INFORMATION SHOWN:
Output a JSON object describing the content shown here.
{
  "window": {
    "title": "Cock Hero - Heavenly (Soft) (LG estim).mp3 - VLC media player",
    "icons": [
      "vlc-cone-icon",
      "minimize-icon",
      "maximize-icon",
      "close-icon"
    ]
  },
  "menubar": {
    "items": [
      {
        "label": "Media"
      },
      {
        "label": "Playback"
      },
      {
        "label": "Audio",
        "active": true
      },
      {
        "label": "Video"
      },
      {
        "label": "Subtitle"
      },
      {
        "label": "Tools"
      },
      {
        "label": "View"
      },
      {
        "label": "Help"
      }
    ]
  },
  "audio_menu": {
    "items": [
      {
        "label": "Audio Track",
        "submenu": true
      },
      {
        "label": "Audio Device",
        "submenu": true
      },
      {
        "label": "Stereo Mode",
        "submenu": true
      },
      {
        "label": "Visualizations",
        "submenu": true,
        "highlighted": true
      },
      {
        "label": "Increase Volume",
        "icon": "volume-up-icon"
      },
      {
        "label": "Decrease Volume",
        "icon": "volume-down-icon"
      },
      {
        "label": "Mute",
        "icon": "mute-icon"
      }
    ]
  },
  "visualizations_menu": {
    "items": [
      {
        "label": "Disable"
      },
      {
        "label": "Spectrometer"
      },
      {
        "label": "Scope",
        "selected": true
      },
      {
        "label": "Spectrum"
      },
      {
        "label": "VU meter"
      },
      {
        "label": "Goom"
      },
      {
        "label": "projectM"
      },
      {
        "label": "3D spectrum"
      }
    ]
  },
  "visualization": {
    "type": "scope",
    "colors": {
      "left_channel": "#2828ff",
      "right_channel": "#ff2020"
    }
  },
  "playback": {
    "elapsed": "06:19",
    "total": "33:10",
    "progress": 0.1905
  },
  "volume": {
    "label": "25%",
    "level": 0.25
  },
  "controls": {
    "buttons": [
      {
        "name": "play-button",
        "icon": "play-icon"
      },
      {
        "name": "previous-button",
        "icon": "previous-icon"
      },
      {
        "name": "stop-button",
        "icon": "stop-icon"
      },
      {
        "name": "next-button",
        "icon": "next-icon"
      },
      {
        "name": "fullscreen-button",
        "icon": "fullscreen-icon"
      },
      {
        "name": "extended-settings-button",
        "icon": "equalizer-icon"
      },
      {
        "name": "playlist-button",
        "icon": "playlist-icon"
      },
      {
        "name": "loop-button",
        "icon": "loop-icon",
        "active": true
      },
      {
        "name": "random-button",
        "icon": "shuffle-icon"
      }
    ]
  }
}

TASK DIRECTIONS: Copy, from the material above, each line in which the string "playlist" occurs.

EXERCISE ANSWER:
        "name": "playlist-button",
        "icon": "playlist-icon"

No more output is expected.